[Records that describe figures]
----------

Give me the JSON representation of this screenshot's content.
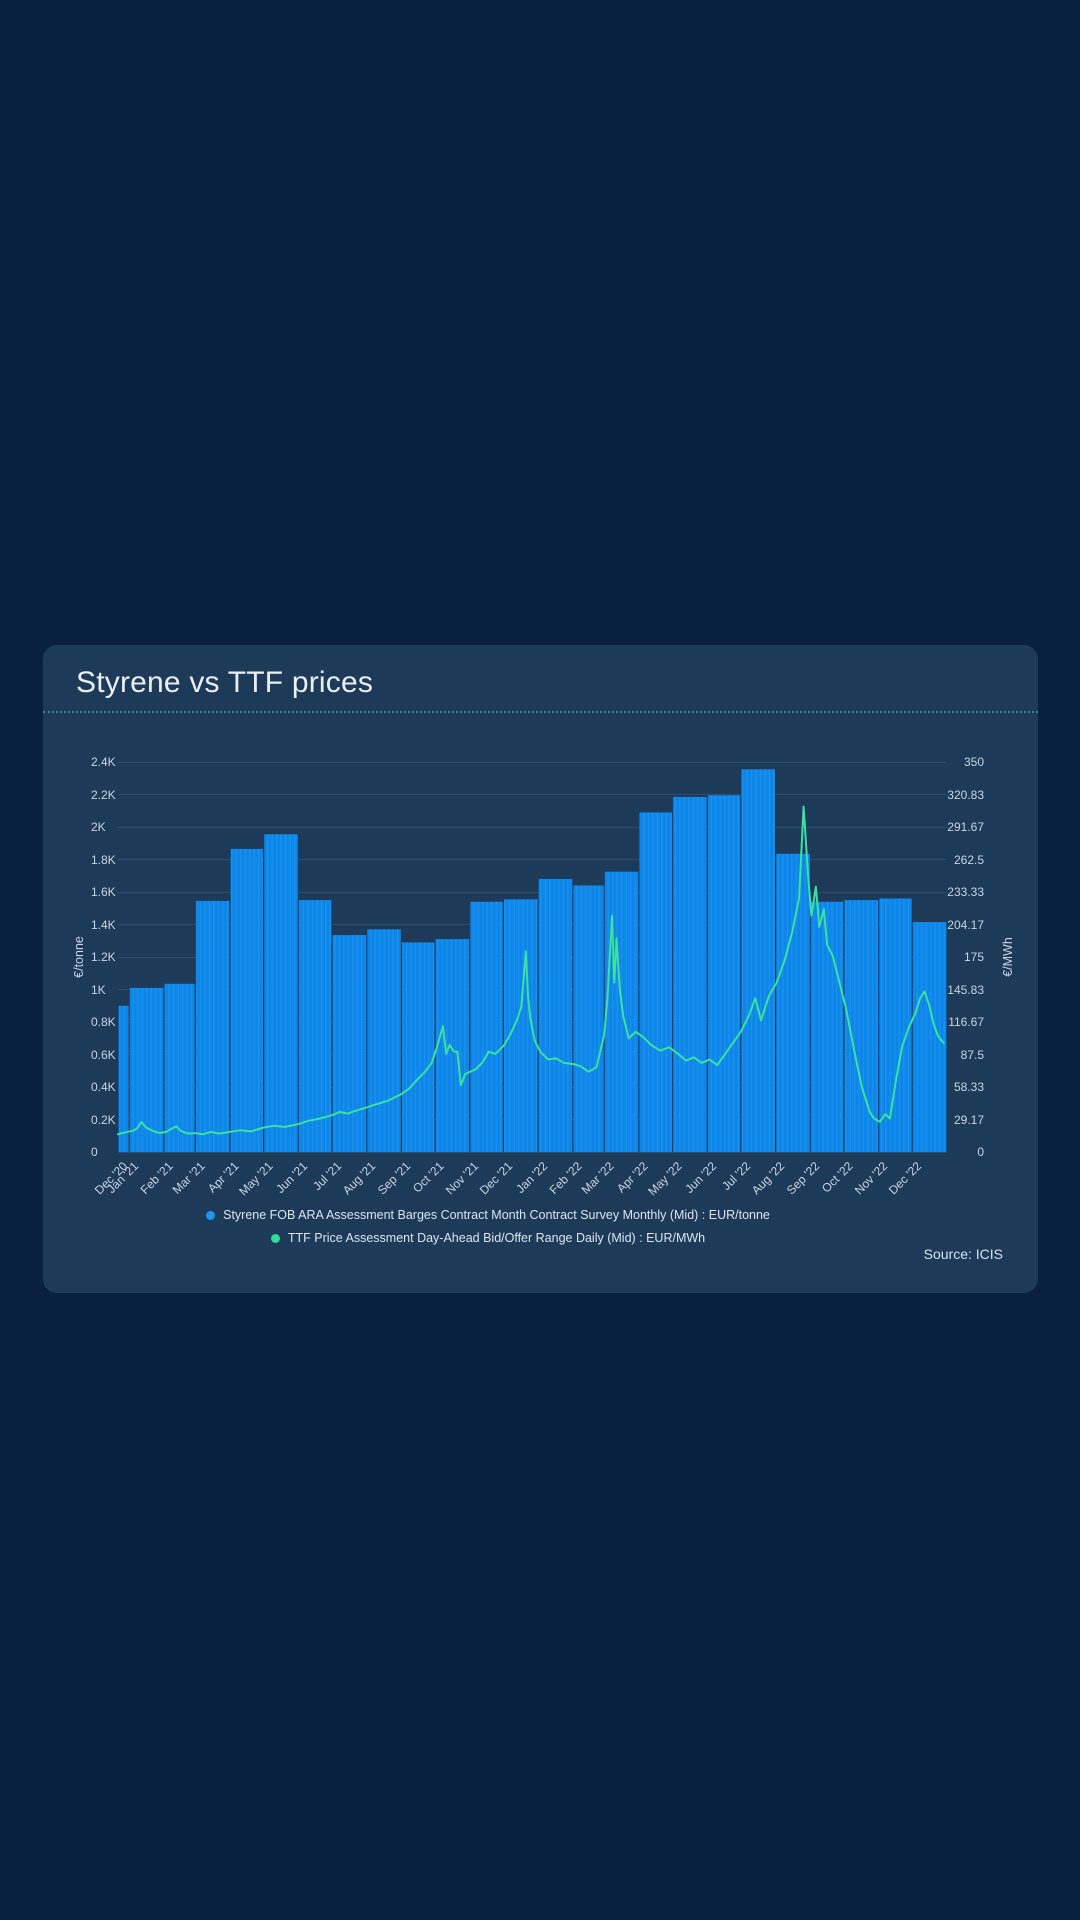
{
  "card": {
    "title": "Styrene vs TTF prices",
    "source": "Source: ICIS"
  },
  "colors": {
    "page_bg": "#0A2040",
    "card_bg": "#1D3A59",
    "title_text": "#E9EFF6",
    "separator": "#2F84A6",
    "gridline": "#2E4D6E",
    "axis_label": "#C9D5E2",
    "bar": "#0C86E8",
    "bar_stripe": "#2B98EF",
    "line": "#3BE19F",
    "legend_text": "#DCE5EE",
    "legend_styrene_dot": "#1E96F0",
    "legend_ttf_dot": "#2EDC98",
    "source_text": "#D7E1EC"
  },
  "chart_data": {
    "type": "combo",
    "title": "Styrene vs TTF prices",
    "source": "Source: ICIS",
    "grid": "horizontal-only",
    "legend_position": "bottom-center",
    "y_axis_left": {
      "title": "€/tonne",
      "min": 0,
      "max": 2400,
      "ticks": [
        "2.4K",
        "2.2K",
        "2K",
        "1.8K",
        "1.6K",
        "1.4K",
        "1.2K",
        "1K",
        "0.8K",
        "0.6K",
        "0.4K",
        "0.2K",
        "0"
      ]
    },
    "y_axis_right": {
      "title": "€/MWh",
      "min": 0,
      "max": 350,
      "ticks": [
        "350",
        "320.83",
        "291.67",
        "262.5",
        "233.33",
        "204.17",
        "175",
        "145.83",
        "116.67",
        "87.5",
        "58.33",
        "29.17",
        "0"
      ]
    },
    "x_axis": {
      "labels": [
        "Dec '20",
        "Jan '21",
        "Feb '21",
        "Mar '21",
        "Apr '21",
        "May '21",
        "Jun '21",
        "Jul '21",
        "Aug '21",
        "Sep '21",
        "Oct '21",
        "Nov '21",
        "Dec '21",
        "Jan '22",
        "Feb '22",
        "Mar '22",
        "Apr '22",
        "May '22",
        "Jun '22",
        "Jul '22",
        "Aug '22",
        "Sep '22",
        "Oct '22",
        "Nov '22",
        "Dec '22"
      ],
      "total_days": 740
    },
    "series": [
      {
        "name": "Styrene FOB ARA Assessment Barges Contract Month Contract Survey Monthly (Mid) : EUR/tonne",
        "type": "column",
        "axis": "left",
        "unit": "EUR/tonne",
        "points": [
          {
            "month": "Dec '20",
            "days": 10,
            "value": 900
          },
          {
            "month": "Jan '21",
            "days": 31,
            "value": 1010
          },
          {
            "month": "Feb '21",
            "days": 28,
            "value": 1035
          },
          {
            "month": "Mar '21",
            "days": 31,
            "value": 1545
          },
          {
            "month": "Apr '21",
            "days": 30,
            "value": 1865
          },
          {
            "month": "May '21",
            "days": 31,
            "value": 1955
          },
          {
            "month": "Jun '21",
            "days": 30,
            "value": 1550
          },
          {
            "month": "Jul '21",
            "days": 31,
            "value": 1335
          },
          {
            "month": "Aug '21",
            "days": 31,
            "value": 1370
          },
          {
            "month": "Sep '21",
            "days": 30,
            "value": 1290
          },
          {
            "month": "Oct '21",
            "days": 31,
            "value": 1310
          },
          {
            "month": "Nov '21",
            "days": 30,
            "value": 1540
          },
          {
            "month": "Dec '21",
            "days": 31,
            "value": 1555
          },
          {
            "month": "Jan '22",
            "days": 31,
            "value": 1680
          },
          {
            "month": "Feb '22",
            "days": 28,
            "value": 1640
          },
          {
            "month": "Mar '22",
            "days": 31,
            "value": 1725
          },
          {
            "month": "Apr '22",
            "days": 30,
            "value": 2090
          },
          {
            "month": "May '22",
            "days": 31,
            "value": 2185
          },
          {
            "month": "Jun '22",
            "days": 30,
            "value": 2195
          },
          {
            "month": "Jul '22",
            "days": 31,
            "value": 2355
          },
          {
            "month": "Aug '22",
            "days": 31,
            "value": 1835
          },
          {
            "month": "Sep '22",
            "days": 30,
            "value": 1540
          },
          {
            "month": "Oct '22",
            "days": 31,
            "value": 1550
          },
          {
            "month": "Nov '22",
            "days": 30,
            "value": 1560
          },
          {
            "month": "Dec '22",
            "days": 31,
            "value": 1415
          }
        ]
      },
      {
        "name": "TTF Price Assessment Day-Ahead Bid/Offer Range Daily (Mid) : EUR/MWh",
        "type": "line",
        "axis": "right",
        "unit": "EUR/MWh",
        "points": [
          [
            0,
            16
          ],
          [
            6,
            17.5
          ],
          [
            13,
            19
          ],
          [
            17,
            21
          ],
          [
            21,
            27
          ],
          [
            25,
            22
          ],
          [
            31,
            19
          ],
          [
            37,
            17
          ],
          [
            43,
            18
          ],
          [
            48,
            21
          ],
          [
            52,
            23
          ],
          [
            56,
            19
          ],
          [
            62,
            16.5
          ],
          [
            69,
            17
          ],
          [
            76,
            16
          ],
          [
            83,
            18
          ],
          [
            90,
            16.5
          ],
          [
            100,
            18
          ],
          [
            109,
            19.5
          ],
          [
            119,
            18.5
          ],
          [
            130,
            22
          ],
          [
            139,
            23.5
          ],
          [
            149,
            22.5
          ],
          [
            161,
            25
          ],
          [
            170,
            28
          ],
          [
            180,
            30
          ],
          [
            191,
            33
          ],
          [
            198,
            36
          ],
          [
            205,
            34.5
          ],
          [
            212,
            37
          ],
          [
            222,
            40
          ],
          [
            231,
            43
          ],
          [
            241,
            46
          ],
          [
            253,
            52
          ],
          [
            260,
            57
          ],
          [
            267,
            65
          ],
          [
            274,
            72
          ],
          [
            280,
            80
          ],
          [
            284,
            92
          ],
          [
            290,
            113
          ],
          [
            293,
            88
          ],
          [
            296,
            96
          ],
          [
            300,
            90
          ],
          [
            303,
            90
          ],
          [
            306,
            60
          ],
          [
            310,
            70
          ],
          [
            314,
            72
          ],
          [
            319,
            74
          ],
          [
            325,
            80
          ],
          [
            331,
            90
          ],
          [
            337,
            88
          ],
          [
            344,
            95
          ],
          [
            350,
            105
          ],
          [
            356,
            118
          ],
          [
            360,
            130
          ],
          [
            364,
            180
          ],
          [
            366,
            140
          ],
          [
            368,
            120
          ],
          [
            372,
            100
          ],
          [
            377,
            90
          ],
          [
            384,
            83
          ],
          [
            391,
            84
          ],
          [
            398,
            80
          ],
          [
            406,
            79
          ],
          [
            413,
            77
          ],
          [
            420,
            72
          ],
          [
            427,
            76
          ],
          [
            434,
            105
          ],
          [
            437,
            140
          ],
          [
            441,
            212
          ],
          [
            443,
            152
          ],
          [
            445,
            192
          ],
          [
            448,
            145
          ],
          [
            451,
            122
          ],
          [
            456,
            102
          ],
          [
            462,
            108
          ],
          [
            469,
            103
          ],
          [
            476,
            96
          ],
          [
            484,
            91
          ],
          [
            492,
            94
          ],
          [
            500,
            88
          ],
          [
            507,
            82
          ],
          [
            514,
            85
          ],
          [
            521,
            80
          ],
          [
            528,
            83
          ],
          [
            535,
            78
          ],
          [
            542,
            88
          ],
          [
            549,
            98
          ],
          [
            556,
            108
          ],
          [
            563,
            122
          ],
          [
            569,
            138
          ],
          [
            574,
            118
          ],
          [
            581,
            140
          ],
          [
            588,
            152
          ],
          [
            595,
            172
          ],
          [
            602,
            198
          ],
          [
            608,
            228
          ],
          [
            612,
            310
          ],
          [
            616,
            248
          ],
          [
            619,
            212
          ],
          [
            623,
            238
          ],
          [
            626,
            202
          ],
          [
            630,
            218
          ],
          [
            633,
            186
          ],
          [
            638,
            176
          ],
          [
            644,
            152
          ],
          [
            650,
            128
          ],
          [
            657,
            92
          ],
          [
            664,
            58
          ],
          [
            671,
            36
          ],
          [
            675,
            30
          ],
          [
            680,
            27
          ],
          [
            685,
            34
          ],
          [
            689,
            30
          ],
          [
            694,
            62
          ],
          [
            700,
            95
          ],
          [
            706,
            112
          ],
          [
            712,
            125
          ],
          [
            716,
            138
          ],
          [
            720,
            144
          ],
          [
            724,
            132
          ],
          [
            728,
            115
          ],
          [
            732,
            104
          ],
          [
            737,
            98
          ]
        ]
      }
    ]
  }
}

----------

● **EXERCISE GOAL**
Copy out every line with the word "Assessment".

● **EXERCISE OUTPUT**
        "name": "Styrene FOB ARA Assessment Barges Contract Month Contract Survey Monthly (Mid) : EUR/tonne",
        "name": "TTF Price Assessment Day-Ahead Bid/Offer Range Daily (Mid) : EUR/MWh",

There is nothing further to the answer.